Brief: Listed below are entries; give the number of lines among them that include "JSON", and only that number.

— Begin —

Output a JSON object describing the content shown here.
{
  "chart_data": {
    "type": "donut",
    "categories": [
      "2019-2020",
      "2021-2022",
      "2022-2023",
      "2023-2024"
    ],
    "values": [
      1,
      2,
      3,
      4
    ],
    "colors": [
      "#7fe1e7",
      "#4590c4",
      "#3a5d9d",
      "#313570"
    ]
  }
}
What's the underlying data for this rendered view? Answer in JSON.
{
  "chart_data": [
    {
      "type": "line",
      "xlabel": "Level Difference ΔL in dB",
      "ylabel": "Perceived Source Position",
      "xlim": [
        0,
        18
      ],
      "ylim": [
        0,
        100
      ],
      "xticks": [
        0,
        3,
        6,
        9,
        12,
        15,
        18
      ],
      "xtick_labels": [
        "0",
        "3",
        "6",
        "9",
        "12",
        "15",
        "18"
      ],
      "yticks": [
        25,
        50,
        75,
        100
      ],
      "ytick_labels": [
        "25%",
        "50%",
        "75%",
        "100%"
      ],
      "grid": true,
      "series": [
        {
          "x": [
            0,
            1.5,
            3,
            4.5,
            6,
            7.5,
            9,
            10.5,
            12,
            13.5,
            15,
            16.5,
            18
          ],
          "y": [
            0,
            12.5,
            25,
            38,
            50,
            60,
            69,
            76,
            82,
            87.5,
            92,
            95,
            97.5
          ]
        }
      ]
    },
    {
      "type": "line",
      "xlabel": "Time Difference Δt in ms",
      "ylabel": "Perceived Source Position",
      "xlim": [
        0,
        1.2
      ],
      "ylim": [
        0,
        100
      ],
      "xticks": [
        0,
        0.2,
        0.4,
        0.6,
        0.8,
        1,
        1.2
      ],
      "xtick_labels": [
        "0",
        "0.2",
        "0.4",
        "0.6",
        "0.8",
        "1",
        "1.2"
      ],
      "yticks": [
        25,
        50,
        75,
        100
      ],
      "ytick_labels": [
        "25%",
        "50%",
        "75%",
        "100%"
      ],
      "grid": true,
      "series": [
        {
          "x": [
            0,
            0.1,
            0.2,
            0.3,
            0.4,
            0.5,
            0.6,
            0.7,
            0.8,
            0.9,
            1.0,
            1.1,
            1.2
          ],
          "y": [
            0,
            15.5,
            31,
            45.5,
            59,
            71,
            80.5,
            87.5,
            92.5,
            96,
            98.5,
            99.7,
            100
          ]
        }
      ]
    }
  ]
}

— End —

Result for this exercise: 2